#### TRAVAIL À FAIRE:
**A.** Répondez à ces questions sur l'extrait consacré au film de Kurosawa :
(i) Qu'est-ce qui cachait le visage de Yoshitsune jusqu'à ce que Kurosawa le révèle ?
(ii) En quelle année le film est-il ressorti ?
(iii) Dans quelle revue Michael Lucken avait-il publié son article antérieur ?
**B.** Traduisez en anglais cette phrase de l'extrait consacré au film de Kurosawa : « Divertir l'attention de l'ennemi est la ruse du vaincu qui s'échappe. »

#### PAGE:
Comme pour prouver à quel point ce qui paraissait jusqu’alors l’épicentre de l’intrigue (le passage du poste-frontière) n’était en réalité pas la finalité ultime du propos, le film ne s’achève pas sur ce succès ou n’enchaîne pas sur une péripétie qui le remettrait en cause, contrairement à ce que le retour des gardes-frontières pourrait dans un premier temps laisser croire. De façon tout à fait révélatrice, la liesse de la victoire n’emporte pas ces hommes une fois le péril franchi, et c’est au contraire la honte de ce qu’il a fallu faire pour y parvenir qui étreint Benkei (disons-le ici : de loin le plus remarquable personnage du film). Alors, dans un geste esthétique de premier ordre, Kurosawa révèle enfin le doux visage du maître Yoshitsune, qui était jusqu’alors demeuré caché par son large chapeau, pour le voir accorder pardon à son plus dévoué vassal : « Ce n’est pas ta main qui m’a frappé, c’est la main du Dieu de la guerre qui m’a protégé, dans son infinie bonté. Je t’en suis reconnaissant. »

Dans ce geste bouleversant se révèle, en partie, la réalité des intentions d’Akira Kurosawa, passablement estompée au moment de la ressortie du film en 1952, ce qui mena ensuite la critique à sous-considérer le film, au pire envisagé comme un divertissement folklorique... Comme le résume brillamment l’historien Michael Lucken dans l’ouvrage accompagnant l’édition du film chez Wild Side ou dans son article antérieur paru dans La Revue historique des armées (2) : « Il s’agit d’une pièce qui exalte la fidélité et les relations féodales (…) mais il s’agit aussi, on l’oublie trop souvent, d’une œuvre qui porte sur la ruse. (…) Sauver le chef en détournant l’attention de l’ennemi quitte à bousculer les habitudes et la morale, tel est le message que véhicule ce film dans le contexte de 1945. Or c’est précisément ce que fit le gouvernement japonais à la fin de la guerre pour sauver l’institution impériale. Alors que toutes les apparitions d’Hirohito jusqu’en août 1945 étaient mises en scène pour exalter sa sacralité (NDLR : voir à cet égard le remarquable film d’Alexandre Sokourov, Le Soleil), celui-ci apparut peu après dans les médias comme un homme frêle et inoffensif (…) D’une lucidité prémonitoire, Qui marche sur la queue du tigre est un appel au peuple à couvrir l’empereur et à se sacrifier au besoin. Le caractère divertissant de cette œuvre (…) est l’expression même de sa nature politique. Divertir l’attention de l’ennemi est la ruse du vaincu qui s’échappe. »

#### MATÉRIEL FOURNI:
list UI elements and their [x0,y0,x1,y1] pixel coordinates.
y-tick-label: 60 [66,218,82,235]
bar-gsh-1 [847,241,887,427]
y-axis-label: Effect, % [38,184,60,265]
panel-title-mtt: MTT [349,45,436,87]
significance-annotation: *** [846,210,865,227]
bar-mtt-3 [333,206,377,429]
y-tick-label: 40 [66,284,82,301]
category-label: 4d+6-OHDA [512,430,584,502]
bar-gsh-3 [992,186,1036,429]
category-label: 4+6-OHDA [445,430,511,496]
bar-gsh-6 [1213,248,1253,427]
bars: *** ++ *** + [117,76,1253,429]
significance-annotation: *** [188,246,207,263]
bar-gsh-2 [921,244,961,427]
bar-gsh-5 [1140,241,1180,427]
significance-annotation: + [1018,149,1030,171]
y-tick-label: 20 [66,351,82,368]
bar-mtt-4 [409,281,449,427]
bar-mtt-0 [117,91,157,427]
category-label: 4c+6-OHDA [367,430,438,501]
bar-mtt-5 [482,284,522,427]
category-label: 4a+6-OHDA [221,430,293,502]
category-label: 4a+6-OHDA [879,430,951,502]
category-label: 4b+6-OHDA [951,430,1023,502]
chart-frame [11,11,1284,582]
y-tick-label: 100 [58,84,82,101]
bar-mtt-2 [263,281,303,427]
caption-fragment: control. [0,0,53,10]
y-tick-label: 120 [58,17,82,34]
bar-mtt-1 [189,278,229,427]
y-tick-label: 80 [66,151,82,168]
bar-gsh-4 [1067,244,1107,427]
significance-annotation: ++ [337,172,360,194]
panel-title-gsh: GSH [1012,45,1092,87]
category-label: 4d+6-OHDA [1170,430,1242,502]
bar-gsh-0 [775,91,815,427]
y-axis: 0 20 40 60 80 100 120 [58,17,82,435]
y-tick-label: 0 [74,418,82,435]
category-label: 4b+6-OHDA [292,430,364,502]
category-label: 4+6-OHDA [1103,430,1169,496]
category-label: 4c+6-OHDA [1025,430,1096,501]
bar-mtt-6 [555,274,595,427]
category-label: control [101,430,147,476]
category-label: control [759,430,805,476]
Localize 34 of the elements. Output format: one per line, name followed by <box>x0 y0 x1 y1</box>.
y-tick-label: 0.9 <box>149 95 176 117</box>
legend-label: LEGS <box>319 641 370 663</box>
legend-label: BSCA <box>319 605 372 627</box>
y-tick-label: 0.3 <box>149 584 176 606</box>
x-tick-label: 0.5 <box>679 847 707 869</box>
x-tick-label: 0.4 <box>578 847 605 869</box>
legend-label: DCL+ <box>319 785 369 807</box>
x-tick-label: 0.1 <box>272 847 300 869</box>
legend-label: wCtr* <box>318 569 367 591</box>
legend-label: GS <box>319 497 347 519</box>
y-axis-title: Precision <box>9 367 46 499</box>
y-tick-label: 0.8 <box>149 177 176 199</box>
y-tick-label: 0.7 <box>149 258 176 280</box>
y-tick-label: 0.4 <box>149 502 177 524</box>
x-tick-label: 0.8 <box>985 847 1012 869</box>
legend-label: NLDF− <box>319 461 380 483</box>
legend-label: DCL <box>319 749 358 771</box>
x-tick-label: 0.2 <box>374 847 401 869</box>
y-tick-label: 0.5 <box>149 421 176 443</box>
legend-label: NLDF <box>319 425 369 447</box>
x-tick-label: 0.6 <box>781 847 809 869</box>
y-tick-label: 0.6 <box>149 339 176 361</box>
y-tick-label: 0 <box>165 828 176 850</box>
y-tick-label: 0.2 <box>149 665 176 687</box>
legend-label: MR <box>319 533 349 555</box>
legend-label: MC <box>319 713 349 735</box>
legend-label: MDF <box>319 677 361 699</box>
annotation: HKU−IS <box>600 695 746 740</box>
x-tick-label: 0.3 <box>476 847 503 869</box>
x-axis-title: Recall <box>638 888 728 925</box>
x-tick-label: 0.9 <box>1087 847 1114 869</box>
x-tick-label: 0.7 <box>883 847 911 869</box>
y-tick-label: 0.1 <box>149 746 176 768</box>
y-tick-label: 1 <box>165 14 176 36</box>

#### CORRIGÉ:
**A.**
(i) Son large chapeau.
(ii) En 1952.
(iii) Dans La Revue historique des armées.

**B.** Diverting the enemy's attention is the ruse of the defeated man who escapes.